PROBLEM TO WORK ON -
Under this task are some entries; return every one of them exactly.

*** MATERIAL SUPPLIED

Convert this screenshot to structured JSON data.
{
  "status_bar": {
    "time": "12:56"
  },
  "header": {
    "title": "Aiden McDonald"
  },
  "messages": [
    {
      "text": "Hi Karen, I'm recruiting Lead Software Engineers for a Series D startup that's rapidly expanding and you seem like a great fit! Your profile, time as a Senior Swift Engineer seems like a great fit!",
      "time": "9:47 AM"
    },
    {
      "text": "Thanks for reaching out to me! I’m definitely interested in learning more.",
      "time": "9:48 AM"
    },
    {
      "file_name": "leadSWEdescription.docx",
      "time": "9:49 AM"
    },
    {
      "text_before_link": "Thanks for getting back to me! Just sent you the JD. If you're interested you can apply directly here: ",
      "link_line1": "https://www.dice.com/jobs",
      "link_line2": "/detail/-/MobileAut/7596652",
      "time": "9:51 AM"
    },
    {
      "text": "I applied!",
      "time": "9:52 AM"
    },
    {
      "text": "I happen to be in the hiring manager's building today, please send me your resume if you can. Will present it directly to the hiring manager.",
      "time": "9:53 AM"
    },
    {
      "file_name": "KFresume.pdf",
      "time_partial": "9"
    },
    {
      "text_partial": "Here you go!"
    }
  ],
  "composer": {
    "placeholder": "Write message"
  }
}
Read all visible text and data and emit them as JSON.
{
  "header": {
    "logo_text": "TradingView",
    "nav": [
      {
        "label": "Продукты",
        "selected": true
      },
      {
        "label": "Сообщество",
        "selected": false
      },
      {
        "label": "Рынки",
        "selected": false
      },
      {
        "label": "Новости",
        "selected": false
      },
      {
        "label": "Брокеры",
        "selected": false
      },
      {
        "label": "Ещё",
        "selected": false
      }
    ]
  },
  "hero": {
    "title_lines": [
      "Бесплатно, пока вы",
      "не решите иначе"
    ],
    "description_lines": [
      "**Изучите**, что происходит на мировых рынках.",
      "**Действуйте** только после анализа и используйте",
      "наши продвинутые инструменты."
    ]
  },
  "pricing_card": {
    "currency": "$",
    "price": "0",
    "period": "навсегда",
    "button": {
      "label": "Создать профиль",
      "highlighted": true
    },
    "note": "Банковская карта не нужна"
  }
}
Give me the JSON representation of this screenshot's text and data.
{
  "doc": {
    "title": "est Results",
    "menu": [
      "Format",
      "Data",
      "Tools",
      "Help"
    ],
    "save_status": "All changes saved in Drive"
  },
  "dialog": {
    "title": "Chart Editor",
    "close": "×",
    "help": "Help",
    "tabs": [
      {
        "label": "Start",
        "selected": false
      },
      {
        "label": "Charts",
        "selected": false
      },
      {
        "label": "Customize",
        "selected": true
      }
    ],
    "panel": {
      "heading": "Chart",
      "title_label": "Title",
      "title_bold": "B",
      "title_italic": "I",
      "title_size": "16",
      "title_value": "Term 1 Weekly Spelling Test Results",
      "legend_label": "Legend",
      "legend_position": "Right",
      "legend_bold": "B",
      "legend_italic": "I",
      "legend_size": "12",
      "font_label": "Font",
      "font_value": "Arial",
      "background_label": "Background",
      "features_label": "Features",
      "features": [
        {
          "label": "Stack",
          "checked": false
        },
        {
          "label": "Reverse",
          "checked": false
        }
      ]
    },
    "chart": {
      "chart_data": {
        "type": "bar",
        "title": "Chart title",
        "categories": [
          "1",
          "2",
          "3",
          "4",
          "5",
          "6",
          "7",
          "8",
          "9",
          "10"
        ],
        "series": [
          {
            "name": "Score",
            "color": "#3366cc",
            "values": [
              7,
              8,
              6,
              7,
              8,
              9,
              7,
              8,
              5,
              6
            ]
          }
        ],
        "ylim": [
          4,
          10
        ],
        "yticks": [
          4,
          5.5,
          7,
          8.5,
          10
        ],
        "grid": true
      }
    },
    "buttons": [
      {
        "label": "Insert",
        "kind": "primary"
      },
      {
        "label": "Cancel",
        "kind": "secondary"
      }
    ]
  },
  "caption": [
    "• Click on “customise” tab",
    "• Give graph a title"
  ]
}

******

SOLUTION TO THE PROBLEM -
Convert this screenshot to structured JSON data.
{
  "status_bar": {
    "time": "12:56"
  },
  "header": {
    "title": "Aiden McDonald"
  },
  "messages": [
    {
      "text": "Hi Karen, I'm recruiting Lead Software Engineers for a Series D startup that's rapidly expanding and you seem like a great fit! Your profile, time as a Senior Swift Engineer seems like a great fit!",
      "time": "9:47 AM"
    },
    {
      "text": "Thanks for reaching out to me! I’m definitely interested in learning more.",
      "time": "9:48 AM"
    },
    {
      "file_name": "leadSWEdescription.docx",
      "time": "9:49 AM"
    },
    {
      "text_before_link": "Thanks for getting back to me! Just sent you the JD. If you're interested you can apply directly here: ",
      "link_line1": "https://www.dice.com/jobs",
      "link_line2": "/detail/-/MobileAut/7596652",
      "time": "9:51 AM"
    },
    {
      "text": "I applied!",
      "time": "9:52 AM"
    },
    {
      "text": "I happen to be in the hiring manager's building today, please send me your resume if you can. Will present it directly to the hiring manager.",
      "time": "9:53 AM"
    },
    {
      "file_name": "KFresume.pdf",
      "time_partial": "9"
    },
    {
      "text_partial": "Here you go!"
    }
  ],
  "composer": {
    "placeholder": "Write message"
  }
}
Read all visible text and data and emit them as JSON.
{
  "header": {
    "logo_text": "TradingView",
    "nav": [
      {
        "label": "Продукты",
        "selected": true
      },
      {
        "label": "Сообщество",
        "selected": false
      },
      {
        "label": "Рынки",
        "selected": false
      },
      {
        "label": "Новости",
        "selected": false
      },
      {
        "label": "Брокеры",
        "selected": false
      },
      {
        "label": "Ещё",
        "selected": false
      }
    ]
  },
  "hero": {
    "title_lines": [
      "Бесплатно, пока вы",
      "не решите иначе"
    ],
    "description_lines": [
      "**Изучите**, что происходит на мировых рынках.",
      "**Действуйте** только после анализа и используйте",
      "наши продвинутые инструменты."
    ]
  },
  "pricing_card": {
    "currency": "$",
    "price": "0",
    "period": "навсегда",
    "button": {
      "label": "Создать профиль",
      "highlighted": true
    },
    "note": "Банковская карта не нужна"
  }
}
Give me the JSON representation of this screenshot's text and data.
{
  "doc": {
    "title": "est Results",
    "menu": [
      "Format",
      "Data",
      "Tools",
      "Help"
    ],
    "save_status": "All changes saved in Drive"
  },
  "dialog": {
    "title": "Chart Editor",
    "close": "×",
    "help": "Help",
    "tabs": [
      {
        "label": "Start",
        "selected": false
      },
      {
        "label": "Charts",
        "selected": false
      },
      {
        "label": "Customize",
        "selected": true
      }
    ],
    "panel": {
      "heading": "Chart",
      "title_label": "Title",
      "title_bold": "B",
      "title_italic": "I",
      "title_size": "16",
      "title_value": "Term 1 Weekly Spelling Test Results",
      "legend_label": "Legend",
      "legend_position": "Right",
      "legend_bold": "B",
      "legend_italic": "I",
      "legend_size": "12",
      "font_label": "Font",
      "font_value": "Arial",
      "background_label": "Background",
      "features_label": "Features",
      "features": [
        {
          "label": "Stack",
          "checked": false
        },
        {
          "label": "Reverse",
          "checked": false
        }
      ]
    },
    "chart": {
      "chart_data": {
        "type": "bar",
        "title": "Chart title",
        "categories": [
          "1",
          "2",
          "3",
          "4",
          "5",
          "6",
          "7",
          "8",
          "9",
          "10"
        ],
        "series": [
          {
            "name": "Score",
            "color": "#3366cc",
            "values": [
              7,
              8,
              6,
              7,
              8,
              9,
              7,
              8,
              5,
              6
            ]
          }
        ],
        "ylim": [
          4,
          10
        ],
        "yticks": [
          4,
          5.5,
          7,
          8.5,
          10
        ],
        "grid": true
      }
    },
    "buttons": [
      {
        "label": "Insert",
        "kind": "primary"
      },
      {
        "label": "Cancel",
        "kind": "secondary"
      }
    ]
  },
  "caption": [
    "• Click on “customise” tab",
    "• Give graph a title"
  ]
}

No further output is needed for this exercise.